------ Information given ------
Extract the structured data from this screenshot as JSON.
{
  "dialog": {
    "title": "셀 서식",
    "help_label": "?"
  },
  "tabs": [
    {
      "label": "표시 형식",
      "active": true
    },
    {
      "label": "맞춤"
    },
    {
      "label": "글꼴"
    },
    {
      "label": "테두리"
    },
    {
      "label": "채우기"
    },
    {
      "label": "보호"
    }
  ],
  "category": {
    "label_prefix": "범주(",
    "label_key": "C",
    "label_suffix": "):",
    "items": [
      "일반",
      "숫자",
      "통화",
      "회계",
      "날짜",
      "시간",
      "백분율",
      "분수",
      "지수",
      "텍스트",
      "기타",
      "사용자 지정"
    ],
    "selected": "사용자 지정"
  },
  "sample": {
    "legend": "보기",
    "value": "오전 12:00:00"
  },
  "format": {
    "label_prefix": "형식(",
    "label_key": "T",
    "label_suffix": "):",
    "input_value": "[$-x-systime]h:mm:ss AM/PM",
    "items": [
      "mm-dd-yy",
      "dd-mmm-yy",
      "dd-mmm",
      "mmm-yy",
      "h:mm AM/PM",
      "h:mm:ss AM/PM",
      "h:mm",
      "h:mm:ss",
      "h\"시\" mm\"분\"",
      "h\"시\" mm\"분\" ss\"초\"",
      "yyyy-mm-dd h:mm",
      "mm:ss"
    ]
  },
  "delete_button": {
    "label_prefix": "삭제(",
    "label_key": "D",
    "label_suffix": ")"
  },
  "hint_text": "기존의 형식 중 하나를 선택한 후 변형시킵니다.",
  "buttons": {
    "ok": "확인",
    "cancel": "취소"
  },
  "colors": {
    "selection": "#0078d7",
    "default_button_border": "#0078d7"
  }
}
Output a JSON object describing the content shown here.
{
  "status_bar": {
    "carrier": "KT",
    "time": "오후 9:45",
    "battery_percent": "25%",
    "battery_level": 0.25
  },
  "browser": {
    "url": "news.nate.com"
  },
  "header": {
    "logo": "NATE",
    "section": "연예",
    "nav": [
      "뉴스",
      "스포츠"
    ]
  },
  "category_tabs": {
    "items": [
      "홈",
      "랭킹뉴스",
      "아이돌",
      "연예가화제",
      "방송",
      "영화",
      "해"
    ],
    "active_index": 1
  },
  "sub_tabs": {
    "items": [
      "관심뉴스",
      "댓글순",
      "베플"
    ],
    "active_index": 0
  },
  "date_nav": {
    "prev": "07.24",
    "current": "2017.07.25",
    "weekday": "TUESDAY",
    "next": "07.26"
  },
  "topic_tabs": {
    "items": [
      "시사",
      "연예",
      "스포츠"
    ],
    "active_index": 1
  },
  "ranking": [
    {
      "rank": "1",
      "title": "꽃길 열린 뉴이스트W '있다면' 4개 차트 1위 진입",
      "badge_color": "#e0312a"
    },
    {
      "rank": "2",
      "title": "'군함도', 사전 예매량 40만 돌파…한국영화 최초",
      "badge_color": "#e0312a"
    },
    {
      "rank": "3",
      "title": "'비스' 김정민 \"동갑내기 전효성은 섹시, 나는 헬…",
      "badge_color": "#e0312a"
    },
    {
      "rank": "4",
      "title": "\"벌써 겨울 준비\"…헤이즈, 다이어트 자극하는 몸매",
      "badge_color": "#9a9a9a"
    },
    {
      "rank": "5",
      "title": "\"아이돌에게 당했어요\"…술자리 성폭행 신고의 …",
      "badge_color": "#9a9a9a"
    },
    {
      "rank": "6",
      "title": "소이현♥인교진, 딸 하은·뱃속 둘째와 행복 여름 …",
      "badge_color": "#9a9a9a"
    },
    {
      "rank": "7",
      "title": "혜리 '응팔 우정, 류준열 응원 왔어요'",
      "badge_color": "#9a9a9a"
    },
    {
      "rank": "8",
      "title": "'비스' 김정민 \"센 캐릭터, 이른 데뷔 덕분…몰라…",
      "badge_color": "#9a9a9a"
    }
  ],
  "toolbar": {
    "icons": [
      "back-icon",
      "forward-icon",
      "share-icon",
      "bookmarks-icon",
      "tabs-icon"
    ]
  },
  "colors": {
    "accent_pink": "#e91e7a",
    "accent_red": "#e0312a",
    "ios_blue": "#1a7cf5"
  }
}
------
Every line of the data above should be copied exactly.

▶ **Task response**
Extract the structured data from this screenshot as JSON.
{
  "dialog": {
    "title": "셀 서식",
    "help_label": "?"
  },
  "tabs": [
    {
      "label": "표시 형식",
      "active": true
    },
    {
      "label": "맞춤"
    },
    {
      "label": "글꼴"
    },
    {
      "label": "테두리"
    },
    {
      "label": "채우기"
    },
    {
      "label": "보호"
    }
  ],
  "category": {
    "label_prefix": "범주(",
    "label_key": "C",
    "label_suffix": "):",
    "items": [
      "일반",
      "숫자",
      "통화",
      "회계",
      "날짜",
      "시간",
      "백분율",
      "분수",
      "지수",
      "텍스트",
      "기타",
      "사용자 지정"
    ],
    "selected": "사용자 지정"
  },
  "sample": {
    "legend": "보기",
    "value": "오전 12:00:00"
  },
  "format": {
    "label_prefix": "형식(",
    "label_key": "T",
    "label_suffix": "):",
    "input_value": "[$-x-systime]h:mm:ss AM/PM",
    "items": [
      "mm-dd-yy",
      "dd-mmm-yy",
      "dd-mmm",
      "mmm-yy",
      "h:mm AM/PM",
      "h:mm:ss AM/PM",
      "h:mm",
      "h:mm:ss",
      "h\"시\" mm\"분\"",
      "h\"시\" mm\"분\" ss\"초\"",
      "yyyy-mm-dd h:mm",
      "mm:ss"
    ]
  },
  "delete_button": {
    "label_prefix": "삭제(",
    "label_key": "D",
    "label_suffix": ")"
  },
  "hint_text": "기존의 형식 중 하나를 선택한 후 변형시킵니다.",
  "buttons": {
    "ok": "확인",
    "cancel": "취소"
  },
  "colors": {
    "selection": "#0078d7",
    "default_button_border": "#0078d7"
  }
}
Output a JSON object describing the content shown here.
{
  "status_bar": {
    "carrier": "KT",
    "time": "오후 9:45",
    "battery_percent": "25%",
    "battery_level": 0.25
  },
  "browser": {
    "url": "news.nate.com"
  },
  "header": {
    "logo": "NATE",
    "section": "연예",
    "nav": [
      "뉴스",
      "스포츠"
    ]
  },
  "category_tabs": {
    "items": [
      "홈",
      "랭킹뉴스",
      "아이돌",
      "연예가화제",
      "방송",
      "영화",
      "해"
    ],
    "active_index": 1
  },
  "sub_tabs": {
    "items": [
      "관심뉴스",
      "댓글순",
      "베플"
    ],
    "active_index": 0
  },
  "date_nav": {
    "prev": "07.24",
    "current": "2017.07.25",
    "weekday": "TUESDAY",
    "next": "07.26"
  },
  "topic_tabs": {
    "items": [
      "시사",
      "연예",
      "스포츠"
    ],
    "active_index": 1
  },
  "ranking": [
    {
      "rank": "1",
      "title": "꽃길 열린 뉴이스트W '있다면' 4개 차트 1위 진입",
      "badge_color": "#e0312a"
    },
    {
      "rank": "2",
      "title": "'군함도', 사전 예매량 40만 돌파…한국영화 최초",
      "badge_color": "#e0312a"
    },
    {
      "rank": "3",
      "title": "'비스' 김정민 \"동갑내기 전효성은 섹시, 나는 헬…",
      "badge_color": "#e0312a"
    },
    {
      "rank": "4",
      "title": "\"벌써 겨울 준비\"…헤이즈, 다이어트 자극하는 몸매",
      "badge_color": "#9a9a9a"
    },
    {
      "rank": "5",
      "title": "\"아이돌에게 당했어요\"…술자리 성폭행 신고의 …",
      "badge_color": "#9a9a9a"
    },
    {
      "rank": "6",
      "title": "소이현♥인교진, 딸 하은·뱃속 둘째와 행복 여름 …",
      "badge_color": "#9a9a9a"
    },
    {
      "rank": "7",
      "title": "혜리 '응팔 우정, 류준열 응원 왔어요'",
      "badge_color": "#9a9a9a"
    },
    {
      "rank": "8",
      "title": "'비스' 김정민 \"센 캐릭터, 이른 데뷔 덕분…몰라…",
      "badge_color": "#9a9a9a"
    }
  ],
  "toolbar": {
    "icons": [
      "back-icon",
      "forward-icon",
      "share-icon",
      "bookmarks-icon",
      "tabs-icon"
    ]
  },
  "colors": {
    "accent_pink": "#e91e7a",
    "accent_red": "#e0312a",
    "ios_blue": "#1a7cf5"
  }
}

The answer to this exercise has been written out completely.